Directive –
Quote every line as written. Omit pictures.
○ ○ ○
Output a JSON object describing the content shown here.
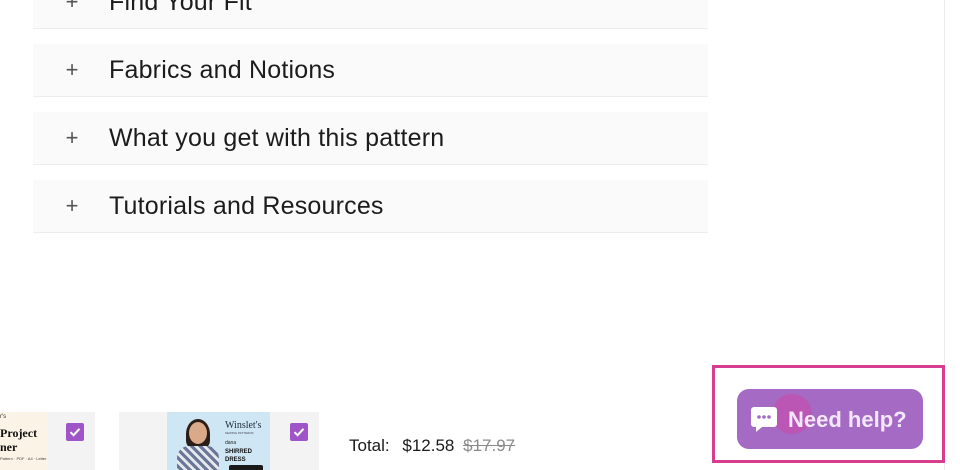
{
  "accordion": {
    "items": [
      {
        "icon": "plus-icon",
        "symbol": "+",
        "title": "Find Your Fit"
      },
      {
        "icon": "plus-icon",
        "symbol": "+",
        "title": "Fabrics and Notions"
      },
      {
        "icon": "plus-icon",
        "symbol": "+",
        "title": "What you get with this pattern"
      },
      {
        "icon": "plus-icon",
        "symbol": "+",
        "title": "Tutorials and Resources"
      }
    ]
  },
  "bundle": {
    "products": [
      {
        "thumb_small": "r's",
        "thumb_title_1": "Project",
        "thumb_title_2": "ner",
        "thumb_foot": "Pattern · PDF · A4 · Letter",
        "checked": true
      },
      {
        "brand": "Winslet's",
        "brand_sub": "SEWING PATTERNS",
        "name": "dana",
        "title_1": "SHIRRED",
        "title_2": "DRESS",
        "checked": true
      }
    ],
    "total": {
      "label": "Total:",
      "price": "$12.58",
      "compare_price": "$17.97"
    },
    "check_color": "#9f55c8"
  },
  "help_widget": {
    "label": "Need help?",
    "icon": "chat-bubble-icon",
    "color": "#a46ac4",
    "highlight_color": "#d63c8f"
  }
}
○ ○ ○
Reply –
Output a JSON object describing the content shown here.
{
  "accordion": {
    "items": [
      {
        "icon": "plus-icon",
        "symbol": "+",
        "title": "Find Your Fit"
      },
      {
        "icon": "plus-icon",
        "symbol": "+",
        "title": "Fabrics and Notions"
      },
      {
        "icon": "plus-icon",
        "symbol": "+",
        "title": "What you get with this pattern"
      },
      {
        "icon": "plus-icon",
        "symbol": "+",
        "title": "Tutorials and Resources"
      }
    ]
  },
  "bundle": {
    "products": [
      {
        "thumb_small": "r's",
        "thumb_title_1": "Project",
        "thumb_title_2": "ner",
        "thumb_foot": "Pattern · PDF · A4 · Letter",
        "checked": true
      },
      {
        "brand": "Winslet's",
        "brand_sub": "SEWING PATTERNS",
        "name": "dana",
        "title_1": "SHIRRED",
        "title_2": "DRESS",
        "checked": true
      }
    ],
    "total": {
      "label": "Total:",
      "price": "$12.58",
      "compare_price": "$17.97"
    },
    "check_color": "#9f55c8"
  },
  "help_widget": {
    "label": "Need help?",
    "icon": "chat-bubble-icon",
    "color": "#a46ac4",
    "highlight_color": "#d63c8f"
  }
}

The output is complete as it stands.